- _What to work on_
Convert each line of the items below into a JSON list of strings, one string per line, skipping blank lines. Leave the pictures out of your answer.

(Image-based layout items)

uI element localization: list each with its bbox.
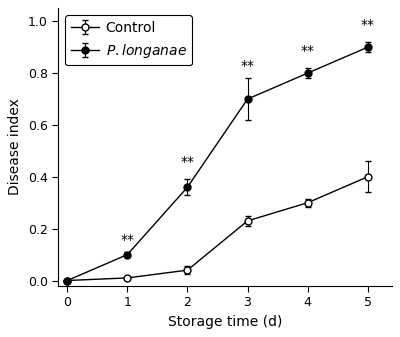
Text: **: ** [180, 155, 194, 169]
Text: **: ** [240, 59, 254, 73]
X-axis label: Storage time (d): Storage time (d) [168, 315, 282, 329]
Legend: Control, $\it{P. longanae}$: Control, $\it{P. longanae}$ [65, 15, 192, 65]
Text: **: ** [361, 18, 375, 32]
Text: **: ** [300, 43, 314, 58]
Text: **: ** [120, 233, 134, 247]
Y-axis label: Disease index: Disease index [8, 99, 22, 195]
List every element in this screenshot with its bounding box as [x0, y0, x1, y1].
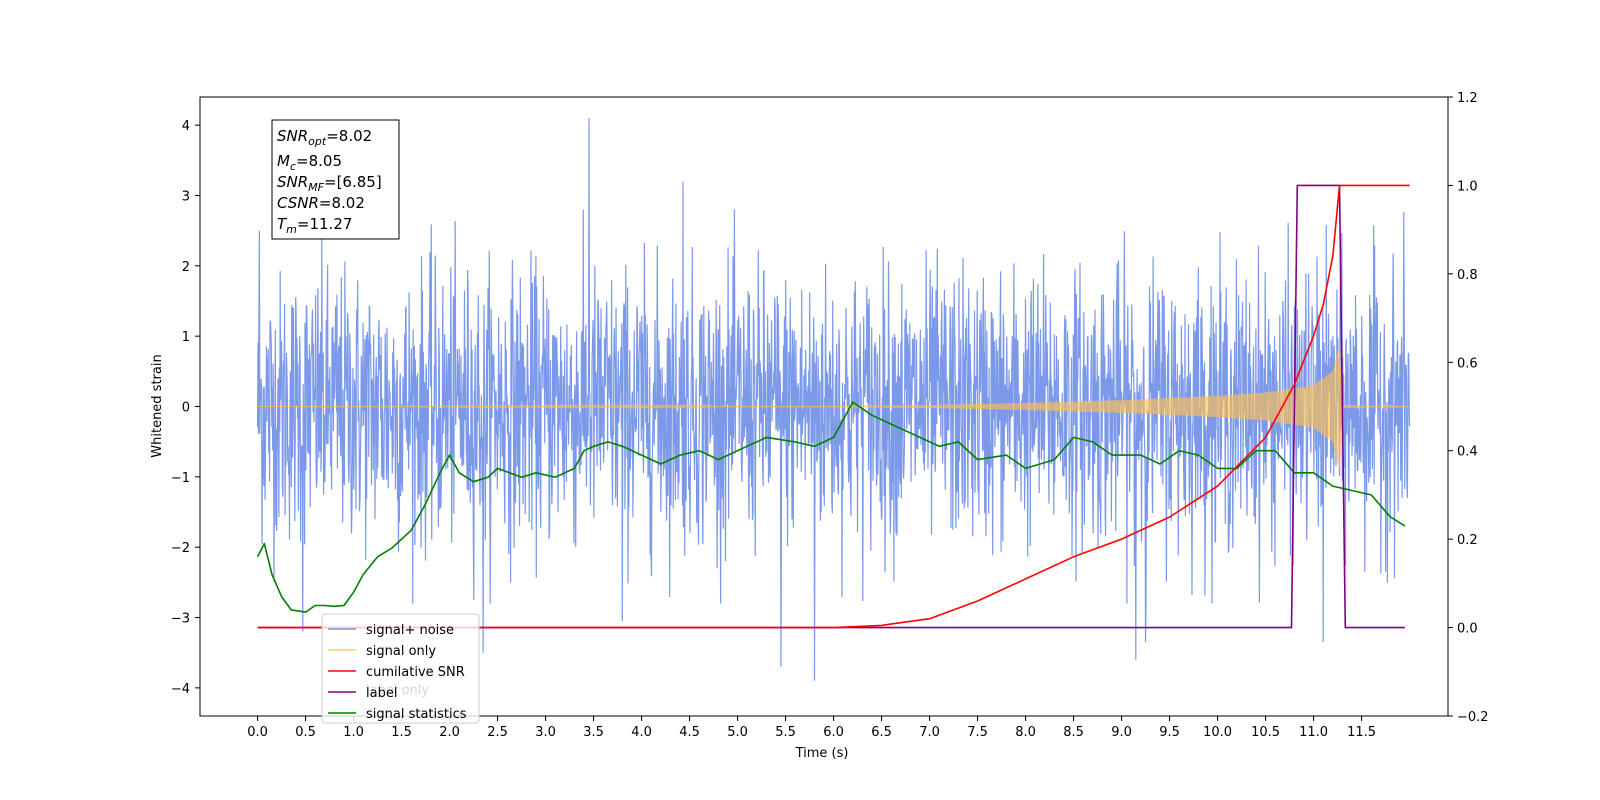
y-left-tick-label: 1	[182, 330, 190, 345]
x-axis-label: Time (s)	[795, 746, 849, 761]
y-right-tick-label: 1.2	[1457, 91, 1478, 106]
y-left-tick-label: 0	[182, 401, 190, 416]
legend-label: signal statistics	[366, 707, 467, 722]
stats-snr-mf: SNRMF=[6.85]	[277, 173, 382, 194]
y-axis-right: 1.2 1.0 0.8 0.6 0.4 0.2 0.0 −0.2	[1448, 91, 1489, 725]
x-tick-label: 8.5	[1063, 725, 1084, 740]
x-tick-label: 5.0	[727, 725, 748, 740]
y-left-tick-label: −3	[171, 612, 190, 627]
x-tick-label: 0.5	[295, 725, 316, 740]
stats-csnr: CSNR=8.02	[277, 194, 365, 212]
series-cumulative-snr	[257, 184, 1410, 629]
x-tick-label: 2.0	[439, 725, 460, 740]
legend-label: signal only	[366, 644, 436, 659]
x-tick-label: 11.5	[1347, 725, 1376, 740]
stats-box: SNRopt=8.02 Mc=8.05 SNRMF=[6.85] CSNR=8.…	[271, 119, 400, 240]
x-tick-label: 10.5	[1251, 725, 1280, 740]
x-tick-label: 10.0	[1203, 725, 1232, 740]
x-tick-label: 0.0	[247, 725, 268, 740]
x-tick-label: 4.0	[631, 725, 652, 740]
y-left-tick-label: −4	[171, 682, 190, 697]
y-right-tick-label: 0.6	[1457, 356, 1478, 371]
x-tick-label: 5.5	[775, 725, 796, 740]
x-tick-label: 9.0	[1111, 725, 1132, 740]
x-tick-label: 11.0	[1299, 725, 1328, 740]
plot-area	[256, 118, 1411, 681]
y-left-tick-label: −2	[171, 541, 190, 556]
x-axis: 0.0 0.5 1.0 1.5 2.0 2.5 3.0 3.5 4.0 4.5 5.0 5.5 6.0 6…	[247, 716, 1376, 740]
x-tick-label: 3.5	[583, 725, 604, 740]
y-right-tick-label: 1.0	[1457, 179, 1478, 194]
series-label	[257, 184, 1405, 629]
y-right-tick-label: 0.0	[1457, 622, 1478, 637]
legend-label: signal+ noise	[366, 623, 454, 638]
series-signal-only	[257, 343, 1410, 468]
legend: label only signal+ noise signal only cumil…	[321, 613, 480, 724]
y-right-tick-label: 0.4	[1457, 445, 1478, 460]
x-tick-label: 7.5	[967, 725, 988, 740]
y-right-tick-label: 0.8	[1457, 268, 1478, 283]
y-left-tick-label: 3	[182, 189, 190, 204]
x-tick-label: 8.0	[1015, 725, 1036, 740]
y-right-tick-label: 0.2	[1457, 533, 1478, 548]
y-axis-label: Whitened strain	[150, 354, 165, 457]
x-tick-label: 6.5	[871, 725, 892, 740]
y-right-tick-label: −0.2	[1457, 710, 1489, 725]
y-axis-left: 4 3 2 1 0 −1 −2 −3 −4	[171, 119, 200, 697]
x-tick-label: 2.5	[487, 725, 508, 740]
x-tick-label: 7.0	[919, 725, 940, 740]
series-signal-statistics	[256, 401, 1406, 613]
series-signal-plus-noise	[257, 118, 1411, 681]
legend-hidden-label-text: label only	[366, 683, 429, 698]
x-tick-label: 1.0	[343, 725, 364, 740]
x-tick-label: 1.5	[391, 725, 412, 740]
x-tick-label: 9.5	[1159, 725, 1180, 740]
stats-snr-opt: SNRopt=8.02	[277, 127, 372, 148]
x-tick-label: 4.5	[679, 725, 700, 740]
y-left-tick-label: −1	[171, 471, 190, 486]
x-tick-label: 6.0	[823, 725, 844, 740]
x-tick-label: 3.0	[535, 725, 556, 740]
legend-label: cumilative SNR	[366, 665, 465, 680]
legend-label: label	[366, 686, 397, 701]
y-left-tick-label: 2	[182, 260, 190, 275]
y-left-tick-label: 4	[182, 119, 190, 134]
stats-tm: Tm=11.27	[277, 215, 352, 236]
stats-mc: Mc=8.05	[277, 152, 342, 173]
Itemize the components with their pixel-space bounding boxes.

- _Written solution_
[
  "uI element localization: list each with its bbox.",
  "Text: **: ** [180, 155, 194, 169]",
  "Text: **: ** [240, 59, 254, 73]",
  "X-axis label: Storage time (d): Storage time (d) [168, 315, 282, 329]",
  "Legend: Control, $\\it{P. longanae}$: Control, $\\it{P. longanae}$ [65, 15, 192, 65]",
  "Text: **: ** [361, 18, 375, 32]",
  "Text: **: ** [300, 43, 314, 58]",
  "Text: **: ** [120, 233, 134, 247]",
  "Y-axis label: Disease index: Disease index [8, 99, 22, 195]",
  "List every element in this screenshot with its bounding box as [x0, y0, x1, y1].",
  "y-left-tick-label: 1\t[182, 330, 190, 345]",
  "x-axis-label: Time (s)\t[795, 746, 849, 761]",
  "y-right-tick-label: 1.2\t[1457, 91, 1478, 106]",
  "y-left-tick-label: 0\t[182, 401, 190, 416]",
  "legend-label: signal statistics\t[366, 707, 467, 722]",
  "stats-snr-mf: SNRMF=[6.85]\t[277, 173, 382, 194]",
  "y-axis-right: 1.2 1.0 0.8 0.6 0.4 0.2 0.0 −0.2\t[1448, 91, 1489, 725]",
  "x-tick-label: 8.5\t[1063, 725, 1084, 740]",
  "x-tick-label: 5.0\t[727, 725, 748, 740]",
  "y-left-tick-label: −3\t[171, 612, 190, 627]",
  "x-tick-label: 0.5\t[295, 725, 316, 740]",
  "stats-csnr: CSNR=8.02\t[277, 194, 365, 212]",
  "series-cumulative-snr\t[257, 184, 1410, 629]",
  "x-tick-label: 2.0\t[439, 725, 460, 740]",
  "legend-label: signal only\t[366, 644, 436, 659]",
  "x-tick-label: 11.5\t[1347, 725, 1376, 740]",
  "stats-box: SNRopt=8.02 Mc=8.05 SNRMF=[6.85] CSNR=8.…\t[271, 119, 400, 240]",
  "x-tick-label: 10.5\t[1251, 725, 1280, 740]",
  "x-tick-label: 10.0\t[1203, 725, 1232, 740]",
  "x-tick-label: 0.0\t[247, 725, 268, 740]",
  "x-tick-label: 4.0\t[631, 725, 652, 740]",
  "y-left-tick-label: −4\t[171, 682, 190, 697]",
  "y-right-tick-label: 0.6\t[1457, 356, 1478, 371]",
  "x-tick-label: 5.5\t[775, 725, 796, 740]",
  "x-tick-label: 9.0\t[1111, 725, 1132, 740]",
  "x-tick-label: 11.0\t[1299, 725, 1328, 740]",
  "plot-area\t[256, 118, 1411, 681]",
  "y-left-tick-label: −2\t[171, 541, 190, 556]",
  "x-axis: 0.0 0.5 1.0 1.5 2.0 2.5 3.0 3.5 4.0 4.5 5.0 5.5 6.0 6…\t[247, 716, 1376, 740]",
  "x-tick-label: 3.5\t[583, 725, 604, 740]",
  "y-right-tick-label: 1.0\t[1457, 179, 1478, 194]",
  "series-label\t[257, 184, 1405, 629]",
  "y-right-tick-label: 0.0\t[1457, 622, 1478, 637]",
  "legend-label: signal+ noise\t[366, 623, 454, 638]",
  "series-signal-only\t[257, 343, 1410, 468]",
  "legend: label only signal+ noise signal only cumil…\t[321, 613, 480, 724]",
  "y-right-tick-label: 0.4\t[1457, 445, 1478, 460]",
  "x-tick-label: 7.5\t[967, 725, 988, 740]",
  "y-right-tick-label: 0.8\t[1457, 268, 1478, 283]",
  "y-left-tick-label: 3\t[182, 189, 190, 204]",
  "x-tick-label: 8.0\t[1015, 725, 1036, 740]",
  "y-right-tick-label: 0.2\t[1457, 533, 1478, 548]",
  "y-axis-label: Whitened strain\t[150, 354, 165, 457]",
  "x-tick-label: 6.5\t[871, 725, 892, 740]",
  "y-right-tick-label: −0.2\t[1457, 710, 1489, 725]",
  "y-axis-left: 4 3 2 1 0 −1 −2 −3 −4\t[171, 119, 200, 697]",
  "x-tick-label: 2.5\t[487, 725, 508, 740]",
  "x-tick-label: 7.0\t[919, 725, 940, 740]",
  "series-signal-statistics\t[256, 401, 1406, 613]",
  "series-signal-plus-noise\t[257, 118, 1411, 681]",
  "legend-hidden-label-text: label only\t[366, 683, 429, 698]",
  "x-tick-label: 1.0\t[343, 725, 364, 740]",
  "x-tick-label: 1.5\t[391, 725, 412, 740]",
  "x-tick-label: 9.5\t[1159, 725, 1180, 740]",
  "stats-snr-opt: SNRopt=8.02\t[277, 127, 372, 148]",
  "x-tick-label: 4.5\t[679, 725, 700, 740]",
  "y-left-tick-label: −1\t[171, 471, 190, 486]",
  "x-tick-label: 6.0\t[823, 725, 844, 740]",
  "x-tick-label: 3.0\t[535, 725, 556, 740]",
  "legend-label: cumilative SNR\t[366, 665, 465, 680]",
  "legend-label: label\t[366, 686, 397, 701]",
  "y-left-tick-label: 2\t[182, 260, 190, 275]",
  "y-left-tick-label: 4\t[182, 119, 190, 134]",
  "stats-tm: Tm=11.27\t[277, 215, 352, 236]",
  "stats-mc: Mc=8.05\t[277, 152, 342, 173]",
  "Itemize the components with their pixel-space bounding boxes."
]